__EXERCISE__:
Only the lines from the one containing "What's the underlying" through the end of the entries should be repeated, exactly as they appear, first and last included.

__MATERIAL FOR THIS TASK__:
● ● ● ●

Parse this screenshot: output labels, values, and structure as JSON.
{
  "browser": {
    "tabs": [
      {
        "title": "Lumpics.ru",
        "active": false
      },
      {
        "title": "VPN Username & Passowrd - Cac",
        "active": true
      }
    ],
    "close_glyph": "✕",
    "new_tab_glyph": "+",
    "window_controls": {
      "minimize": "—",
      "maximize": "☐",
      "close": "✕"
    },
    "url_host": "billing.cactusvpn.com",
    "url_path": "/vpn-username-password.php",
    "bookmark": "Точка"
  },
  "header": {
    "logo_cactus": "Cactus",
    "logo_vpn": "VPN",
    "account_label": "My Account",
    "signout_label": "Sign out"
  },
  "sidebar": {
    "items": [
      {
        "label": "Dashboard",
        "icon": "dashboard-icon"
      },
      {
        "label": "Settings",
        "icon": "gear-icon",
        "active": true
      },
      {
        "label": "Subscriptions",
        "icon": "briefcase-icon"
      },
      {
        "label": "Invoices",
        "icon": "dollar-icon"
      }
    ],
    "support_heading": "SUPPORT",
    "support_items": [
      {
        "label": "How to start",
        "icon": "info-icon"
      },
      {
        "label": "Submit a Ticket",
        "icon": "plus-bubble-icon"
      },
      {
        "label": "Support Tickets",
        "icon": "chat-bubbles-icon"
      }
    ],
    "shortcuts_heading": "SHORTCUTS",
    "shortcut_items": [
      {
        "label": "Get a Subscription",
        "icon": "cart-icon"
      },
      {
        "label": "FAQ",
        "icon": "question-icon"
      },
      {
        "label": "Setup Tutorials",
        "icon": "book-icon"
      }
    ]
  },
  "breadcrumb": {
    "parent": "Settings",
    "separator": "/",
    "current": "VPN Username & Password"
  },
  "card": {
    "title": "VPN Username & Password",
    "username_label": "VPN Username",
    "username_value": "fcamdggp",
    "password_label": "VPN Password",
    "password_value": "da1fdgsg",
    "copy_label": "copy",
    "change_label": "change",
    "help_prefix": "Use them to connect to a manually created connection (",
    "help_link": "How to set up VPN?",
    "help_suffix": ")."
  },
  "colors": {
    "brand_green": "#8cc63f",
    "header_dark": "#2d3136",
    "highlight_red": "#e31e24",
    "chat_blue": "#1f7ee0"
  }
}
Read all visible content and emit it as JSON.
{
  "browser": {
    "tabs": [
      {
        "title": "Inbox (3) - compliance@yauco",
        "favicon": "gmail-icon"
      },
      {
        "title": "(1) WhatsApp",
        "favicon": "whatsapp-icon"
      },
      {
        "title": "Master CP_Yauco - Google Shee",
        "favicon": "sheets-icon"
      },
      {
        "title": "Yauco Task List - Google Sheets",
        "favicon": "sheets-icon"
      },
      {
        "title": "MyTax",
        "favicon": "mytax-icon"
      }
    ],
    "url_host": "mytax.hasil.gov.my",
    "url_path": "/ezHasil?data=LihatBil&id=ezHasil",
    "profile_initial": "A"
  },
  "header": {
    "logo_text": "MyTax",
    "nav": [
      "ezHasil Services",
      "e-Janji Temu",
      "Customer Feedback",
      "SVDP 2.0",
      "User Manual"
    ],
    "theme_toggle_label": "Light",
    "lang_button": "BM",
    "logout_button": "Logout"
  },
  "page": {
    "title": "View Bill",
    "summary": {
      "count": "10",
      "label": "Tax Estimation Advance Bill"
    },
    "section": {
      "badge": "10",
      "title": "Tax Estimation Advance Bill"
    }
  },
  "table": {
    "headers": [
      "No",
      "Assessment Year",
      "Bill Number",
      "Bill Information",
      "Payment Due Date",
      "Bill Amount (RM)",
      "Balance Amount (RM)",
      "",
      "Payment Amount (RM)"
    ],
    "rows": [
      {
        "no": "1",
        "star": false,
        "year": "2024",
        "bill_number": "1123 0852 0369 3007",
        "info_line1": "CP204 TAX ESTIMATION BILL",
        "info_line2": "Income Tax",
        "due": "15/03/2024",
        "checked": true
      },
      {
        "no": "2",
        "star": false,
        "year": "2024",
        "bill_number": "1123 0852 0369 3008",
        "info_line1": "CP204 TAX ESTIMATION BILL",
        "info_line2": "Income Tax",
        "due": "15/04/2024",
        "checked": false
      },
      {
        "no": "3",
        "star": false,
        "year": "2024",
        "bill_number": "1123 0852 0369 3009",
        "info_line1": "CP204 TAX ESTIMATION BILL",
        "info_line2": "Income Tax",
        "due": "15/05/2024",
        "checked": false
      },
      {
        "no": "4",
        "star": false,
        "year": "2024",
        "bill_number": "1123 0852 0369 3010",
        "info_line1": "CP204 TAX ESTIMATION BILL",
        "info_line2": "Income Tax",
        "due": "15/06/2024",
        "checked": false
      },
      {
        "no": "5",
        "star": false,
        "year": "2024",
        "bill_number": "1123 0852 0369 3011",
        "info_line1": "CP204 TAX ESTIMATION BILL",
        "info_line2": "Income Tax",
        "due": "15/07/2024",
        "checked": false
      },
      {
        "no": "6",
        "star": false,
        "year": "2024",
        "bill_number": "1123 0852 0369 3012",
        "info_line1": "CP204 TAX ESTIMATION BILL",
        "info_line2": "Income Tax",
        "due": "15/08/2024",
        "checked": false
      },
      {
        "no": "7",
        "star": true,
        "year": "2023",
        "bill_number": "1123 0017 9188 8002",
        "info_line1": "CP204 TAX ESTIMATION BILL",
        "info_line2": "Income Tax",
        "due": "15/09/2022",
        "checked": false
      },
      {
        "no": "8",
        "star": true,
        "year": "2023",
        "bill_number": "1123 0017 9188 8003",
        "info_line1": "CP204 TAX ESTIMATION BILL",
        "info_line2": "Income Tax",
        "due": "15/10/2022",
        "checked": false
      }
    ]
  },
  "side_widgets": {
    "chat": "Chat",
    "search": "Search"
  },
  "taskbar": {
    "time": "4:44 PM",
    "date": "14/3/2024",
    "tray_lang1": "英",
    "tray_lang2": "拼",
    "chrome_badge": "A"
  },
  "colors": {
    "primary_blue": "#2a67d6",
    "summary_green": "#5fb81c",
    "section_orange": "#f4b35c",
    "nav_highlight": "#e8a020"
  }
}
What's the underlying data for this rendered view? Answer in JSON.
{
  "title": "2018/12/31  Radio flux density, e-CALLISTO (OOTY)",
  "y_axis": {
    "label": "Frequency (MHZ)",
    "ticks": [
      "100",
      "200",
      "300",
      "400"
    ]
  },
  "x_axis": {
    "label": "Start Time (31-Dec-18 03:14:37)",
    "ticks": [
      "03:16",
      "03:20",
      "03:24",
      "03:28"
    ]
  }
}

● ● ● ●

__SOLUTION TO THE PROBLEM__:
What's the underlying data for this rendered view? Answer in JSON.
{
  "title": "2018/12/31  Radio flux density, e-CALLISTO (OOTY)",
  "y_axis": {
    "label": "Frequency (MHZ)",
    "ticks": [
      "100",
      "200",
      "300",
      "400"
    ]
  },
  "x_axis": {
    "label": "Start Time (31-Dec-18 03:14:37)",
    "ticks": [
      "03:16",
      "03:20",
      "03:24",
      "03:28"
    ]
  }
}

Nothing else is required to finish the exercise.